Some records

* Start *

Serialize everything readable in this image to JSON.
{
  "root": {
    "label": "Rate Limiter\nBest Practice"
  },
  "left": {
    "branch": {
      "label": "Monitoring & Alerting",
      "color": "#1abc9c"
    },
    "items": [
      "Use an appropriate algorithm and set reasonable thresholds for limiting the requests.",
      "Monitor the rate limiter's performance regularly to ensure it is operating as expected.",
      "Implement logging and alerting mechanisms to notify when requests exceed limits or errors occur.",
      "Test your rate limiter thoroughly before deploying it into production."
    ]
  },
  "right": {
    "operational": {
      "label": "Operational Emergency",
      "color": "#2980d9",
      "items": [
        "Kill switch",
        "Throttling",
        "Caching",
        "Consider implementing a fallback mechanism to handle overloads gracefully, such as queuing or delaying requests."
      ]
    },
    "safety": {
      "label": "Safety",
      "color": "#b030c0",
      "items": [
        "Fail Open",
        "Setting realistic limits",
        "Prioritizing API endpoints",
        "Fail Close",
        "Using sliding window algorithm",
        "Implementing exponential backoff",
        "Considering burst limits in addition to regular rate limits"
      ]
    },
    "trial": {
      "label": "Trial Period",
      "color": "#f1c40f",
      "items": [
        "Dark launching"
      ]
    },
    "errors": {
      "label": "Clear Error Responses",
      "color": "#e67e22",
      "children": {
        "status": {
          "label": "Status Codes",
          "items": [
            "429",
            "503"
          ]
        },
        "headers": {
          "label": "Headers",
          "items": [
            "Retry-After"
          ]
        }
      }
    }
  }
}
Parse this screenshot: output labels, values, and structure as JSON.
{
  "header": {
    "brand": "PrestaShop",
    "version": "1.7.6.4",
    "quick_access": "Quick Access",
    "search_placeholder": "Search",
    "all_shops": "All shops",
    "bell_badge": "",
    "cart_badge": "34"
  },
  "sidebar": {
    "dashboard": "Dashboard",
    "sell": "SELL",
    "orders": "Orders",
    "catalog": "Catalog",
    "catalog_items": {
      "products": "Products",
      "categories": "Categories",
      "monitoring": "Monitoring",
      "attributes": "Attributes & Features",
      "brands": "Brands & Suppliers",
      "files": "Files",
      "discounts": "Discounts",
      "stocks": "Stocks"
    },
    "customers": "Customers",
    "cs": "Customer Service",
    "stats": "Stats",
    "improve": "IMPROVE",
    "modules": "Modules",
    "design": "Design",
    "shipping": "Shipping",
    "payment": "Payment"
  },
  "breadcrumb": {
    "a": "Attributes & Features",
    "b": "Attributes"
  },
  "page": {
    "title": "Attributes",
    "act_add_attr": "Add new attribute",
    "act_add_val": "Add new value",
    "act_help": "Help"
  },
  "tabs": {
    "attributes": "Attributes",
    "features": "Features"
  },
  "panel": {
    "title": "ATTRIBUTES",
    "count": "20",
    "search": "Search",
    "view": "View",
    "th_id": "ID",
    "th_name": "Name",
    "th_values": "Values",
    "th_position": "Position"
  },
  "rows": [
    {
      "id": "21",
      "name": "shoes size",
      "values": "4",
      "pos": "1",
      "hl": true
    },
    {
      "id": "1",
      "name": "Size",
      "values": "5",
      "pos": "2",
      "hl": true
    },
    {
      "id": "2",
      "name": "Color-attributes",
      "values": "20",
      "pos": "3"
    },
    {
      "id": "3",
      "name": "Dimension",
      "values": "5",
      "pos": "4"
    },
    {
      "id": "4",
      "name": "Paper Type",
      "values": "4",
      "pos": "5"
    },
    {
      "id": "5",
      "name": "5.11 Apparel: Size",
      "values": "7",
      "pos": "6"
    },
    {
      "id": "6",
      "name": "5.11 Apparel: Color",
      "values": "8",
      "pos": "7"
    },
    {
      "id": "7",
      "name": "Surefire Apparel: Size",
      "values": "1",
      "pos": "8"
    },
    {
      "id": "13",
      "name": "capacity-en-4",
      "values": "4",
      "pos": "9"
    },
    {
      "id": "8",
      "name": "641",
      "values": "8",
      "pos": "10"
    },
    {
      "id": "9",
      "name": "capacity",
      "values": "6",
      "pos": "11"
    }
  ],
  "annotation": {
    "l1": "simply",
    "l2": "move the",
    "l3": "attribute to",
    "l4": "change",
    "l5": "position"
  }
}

* End *

Job
Show all lines from the listing above in which "requests" appears.

Result
      "Use an appropriate algorithm and set reasonable thresholds for limiting the requests.",
      "Implement logging and alerting mechanisms to notify when requests exceed limits or errors occur.",
        "Consider implementing a fallback mechanism to handle overloads gracefully, such as queuing or delaying requests."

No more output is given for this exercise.